◆ WHAT NEEDS TO BE DONE:
Collect every line of the records below that contains the word "Дагестана".
>> Start INFORMATION SUPPLIED
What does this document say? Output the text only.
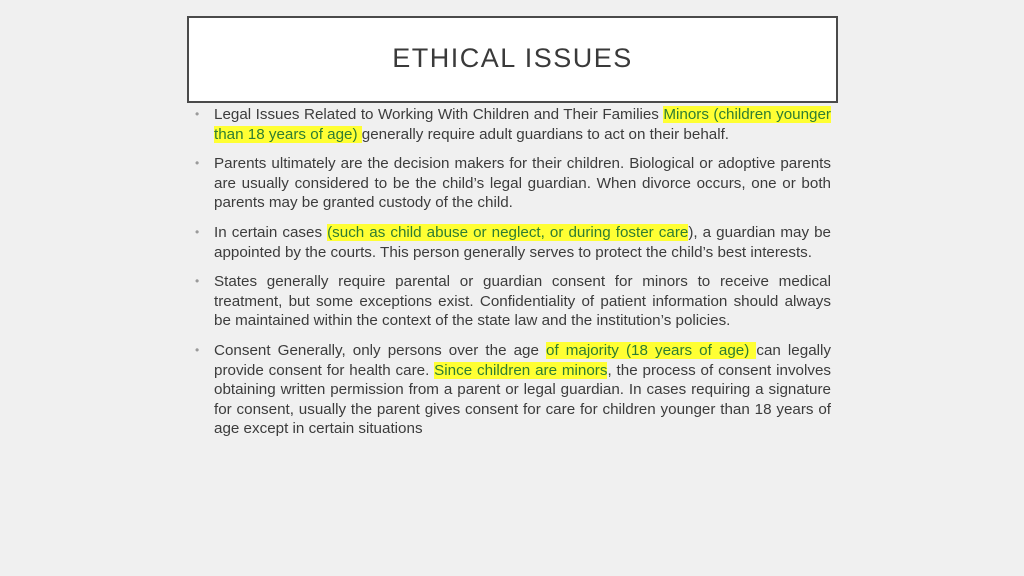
ETHICAL ISSUES
• Legal Issues Related to Working With Children and Their Families Minors (children younger than 18 years of age) generally require adult guardians to act on their behalf.
• Parents ultimately are the decision makers for their children. Biological or adoptive parents are usually considered to be the child’s legal guardian. When divorce occurs, one or both parents may be granted custody of the child.
• In certain cases (such as child abuse or neglect, or during foster care), a guardian may be appointed by the courts. This person generally serves to protect the child’s best interests.
• States generally require parental or guardian consent for minors to receive medical treatment, but some exceptions exist. Confidentiality of patient information should always be maintained within the context of the state law and the institution’s policies.
• Consent Generally, only persons over the age of majority (18 years of age) can legally provide consent for health care. Since children are minors, the process of consent involves obtaining written permission from a parent or legal guardian. In cases requiring a signature for consent, usually the parent gives consent for care for children younger than 18 years of age except in certain situations
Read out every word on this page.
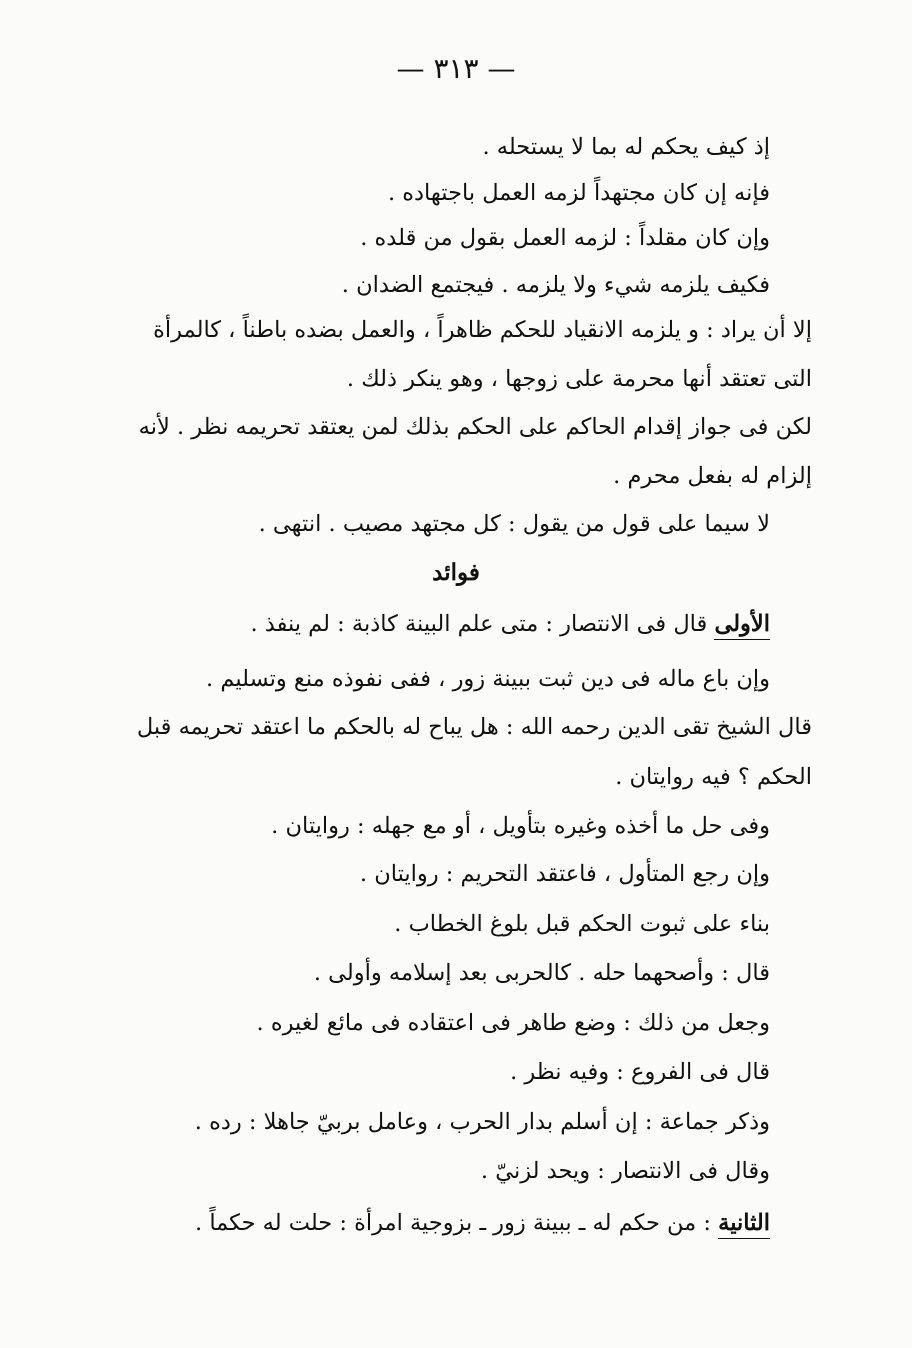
— ٣١٣ —
إذ كيف يحكم له بما لا يستحله .
فإنه إن كان مجتهداً لزمه العمل باجتهاده .
وإن كان مقلداً : لزمه العمل بقول من قلده .
فكيف يلزمه شيء ولا يلزمه . فيجتمع الضدان .
إلا أن يراد : و يلزمه الانقياد للحكم ظاهراً ، والعمل بضده باطناً ، كالمرأة
التى تعتقد أنها محرمة على زوجها ، وهو ينكر ذلك .
لكن فى جواز إقدام الحاكم على الحكم بذلك لمن يعتقد تحريمه نظر . لأنه
إلزام له بفعل محرم .
لا سيما على قول من يقول : كل مجتهد مصيب . انتهى .
فوائد
الأولى قال فى الانتصار : متى علم البينة كاذبة : لم ينفذ .
وإن باع ماله فى دين ثبت ببينة زور ، ففى نفوذه منع وتسليم .
قال الشيخ تقى الدين رحمه الله : هل يباح له بالحكم ما اعتقد تحريمه قبل
الحكم ؟ فيه روايتان .
وفى حل ما أخذه وغيره بتأويل ، أو مع جهله : روايتان .
وإن رجع المتأول ، فاعتقد التحريم : روايتان .
بناء على ثبوت الحكم قبل بلوغ الخطاب .
قال : وأصحهما حله . كالحربى بعد إسلامه وأولى .
وجعل من ذلك : وضع طاهر فى اعتقاده فى مائع لغيره .
قال فى الفروع : وفيه نظر .
وذكر جماعة : إن أسلم بدار الحرب ، وعامل بربيّ جاهلا : رده .
وقال فى الانتصار : ويحد لزنيّ .
الثانية : من حكم له ـ ببينة زور ـ بزوجية امرأة : حلت له حكماً .
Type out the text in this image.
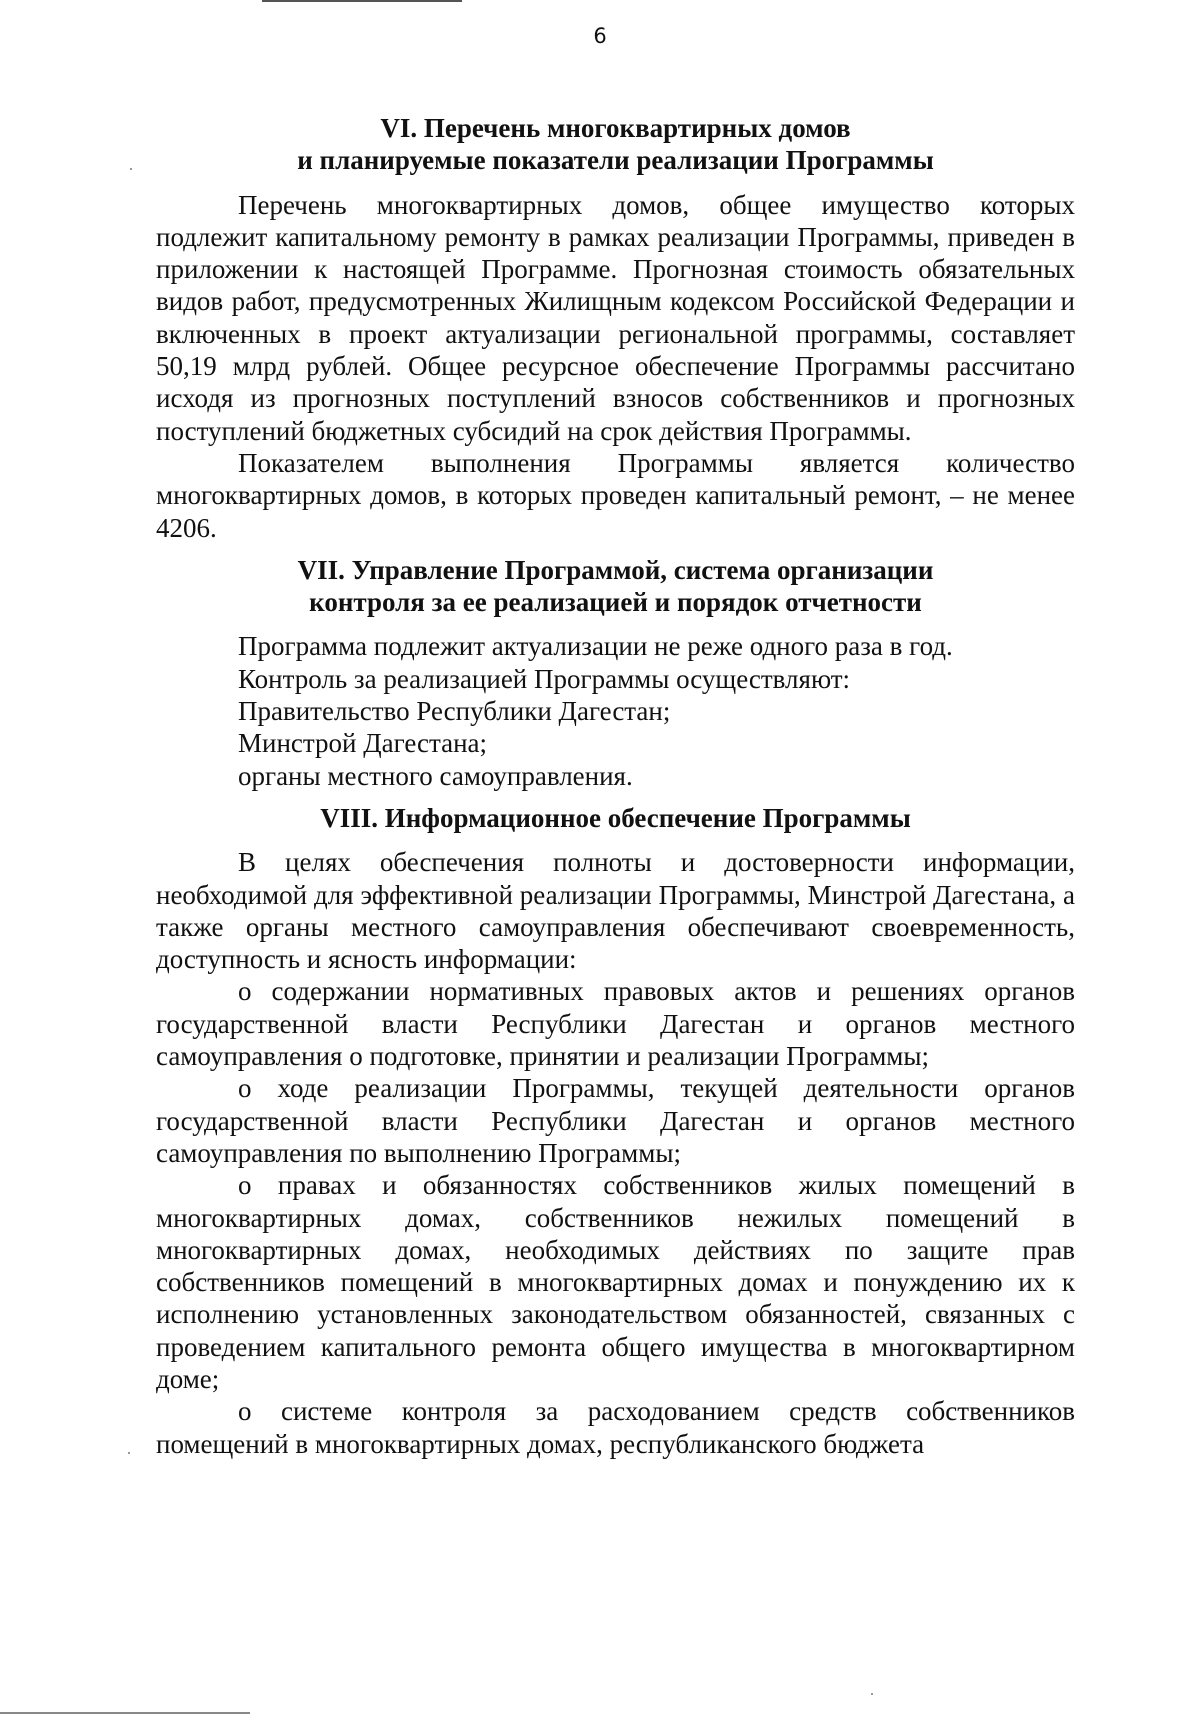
6
VI. Перечень многоквартирных домов
и планируемые показатели реализации Программы

Перечень многоквартирных домов, общее имущество которых подлежит капитальному ремонту в рамках реализации Программы, приведен в приложении к настоящей Программе. Прогнозная стоимость обязательных видов работ, предусмотренных Жилищным кодексом Российской Федерации и включенных в проект актуализации региональной программы, составляет 50,19 млрд рублей. Общее ресурсное обеспечение Программы рассчитано исходя из прогнозных поступлений взносов собственников и прогнозных поступлений бюджетных субсидий на срок действия Программы.

Показателем выполнения Программы является количество многоквартирных домов, в которых проведен капитальный ремонт, – не менее 4206.

VII. Управление Программой, система организации
контроля за ее реализацией и порядок отчетности

Программа подлежит актуализации не реже одного раза в год.

Контроль за реализацией Программы осуществляют:

Правительство Республики Дагестан;

Минстрой Дагестана;

органы местного самоуправления.

VIII. Информационное обеспечение Программы

В целях обеспечения полноты и достоверности информации, необходимой для эффективной реализации Программы, Минстрой Дагестана, а также органы местного самоуправления обеспечивают своевременность, доступность и ясность информации:

о содержании нормативных правовых актов и решениях органов государственной власти Республики Дагестан и органов местного самоуправления о подготовке, принятии и реализации Программы;

о ходе реализации Программы, текущей деятельности органов государственной власти Республики Дагестан и органов местного самоуправления по выполнению Программы;

о правах и обязанностях собственников жилых помещений в многоквартирных домах, собственников нежилых помещений в многоквартирных домах, необходимых действиях по защите прав собственников помещений в многоквартирных домах и понуждению их к исполнению установленных законодательством обязанностей, связанных с проведением капитального ремонта общего имущества в многоквартирном доме;

о системе контроля за расходованием средств собственников помещений в многоквартирных домах, республиканского бюджета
>> End INFORMATION SUPPLIED
◆ RESPONSE FOR THIS EXERCISE:
Минстрой Дагестана;
В целях обеспечения полноты и достоверности информации, необходимой для эффективной реализации Программы, Минстрой Дагестана, а также органы местного самоуправления обеспечивают своевременность, доступность и ясность информации:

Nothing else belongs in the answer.